● What is expected
Would you write out the entries below, every one of them, exactly?

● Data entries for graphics
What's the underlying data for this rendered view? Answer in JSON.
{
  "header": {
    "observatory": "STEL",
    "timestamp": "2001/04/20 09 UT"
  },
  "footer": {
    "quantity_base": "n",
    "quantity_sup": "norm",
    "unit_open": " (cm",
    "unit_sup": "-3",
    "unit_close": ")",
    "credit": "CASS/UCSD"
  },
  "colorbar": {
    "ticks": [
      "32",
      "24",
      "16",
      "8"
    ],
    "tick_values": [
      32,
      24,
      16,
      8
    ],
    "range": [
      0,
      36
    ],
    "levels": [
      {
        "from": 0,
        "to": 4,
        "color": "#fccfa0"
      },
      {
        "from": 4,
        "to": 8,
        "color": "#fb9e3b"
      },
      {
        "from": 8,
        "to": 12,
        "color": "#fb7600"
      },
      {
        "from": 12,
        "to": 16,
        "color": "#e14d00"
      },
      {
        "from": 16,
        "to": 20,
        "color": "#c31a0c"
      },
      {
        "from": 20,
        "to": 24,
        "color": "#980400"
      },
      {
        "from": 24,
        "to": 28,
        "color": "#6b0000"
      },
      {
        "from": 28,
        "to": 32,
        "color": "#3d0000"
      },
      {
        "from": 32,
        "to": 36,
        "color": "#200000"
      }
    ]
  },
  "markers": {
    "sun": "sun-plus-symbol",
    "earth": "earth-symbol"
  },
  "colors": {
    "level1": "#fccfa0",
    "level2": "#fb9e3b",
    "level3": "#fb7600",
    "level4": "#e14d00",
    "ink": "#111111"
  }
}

● Solution to this problem
What's the underlying data for this rendered view? Answer in JSON.
{
  "header": {
    "observatory": "STEL",
    "timestamp": "2001/04/20 09 UT"
  },
  "footer": {
    "quantity_base": "n",
    "quantity_sup": "norm",
    "unit_open": " (cm",
    "unit_sup": "-3",
    "unit_close": ")",
    "credit": "CASS/UCSD"
  },
  "colorbar": {
    "ticks": [
      "32",
      "24",
      "16",
      "8"
    ],
    "tick_values": [
      32,
      24,
      16,
      8
    ],
    "range": [
      0,
      36
    ],
    "levels": [
      {
        "from": 0,
        "to": 4,
        "color": "#fccfa0"
      },
      {
        "from": 4,
        "to": 8,
        "color": "#fb9e3b"
      },
      {
        "from": 8,
        "to": 12,
        "color": "#fb7600"
      },
      {
        "from": 12,
        "to": 16,
        "color": "#e14d00"
      },
      {
        "from": 16,
        "to": 20,
        "color": "#c31a0c"
      },
      {
        "from": 20,
        "to": 24,
        "color": "#980400"
      },
      {
        "from": 24,
        "to": 28,
        "color": "#6b0000"
      },
      {
        "from": 28,
        "to": 32,
        "color": "#3d0000"
      },
      {
        "from": 32,
        "to": 36,
        "color": "#200000"
      }
    ]
  },
  "markers": {
    "sun": "sun-plus-symbol",
    "earth": "earth-symbol"
  },
  "colors": {
    "level1": "#fccfa0",
    "level2": "#fb9e3b",
    "level3": "#fb7600",
    "level4": "#e14d00",
    "ink": "#111111"
  }
}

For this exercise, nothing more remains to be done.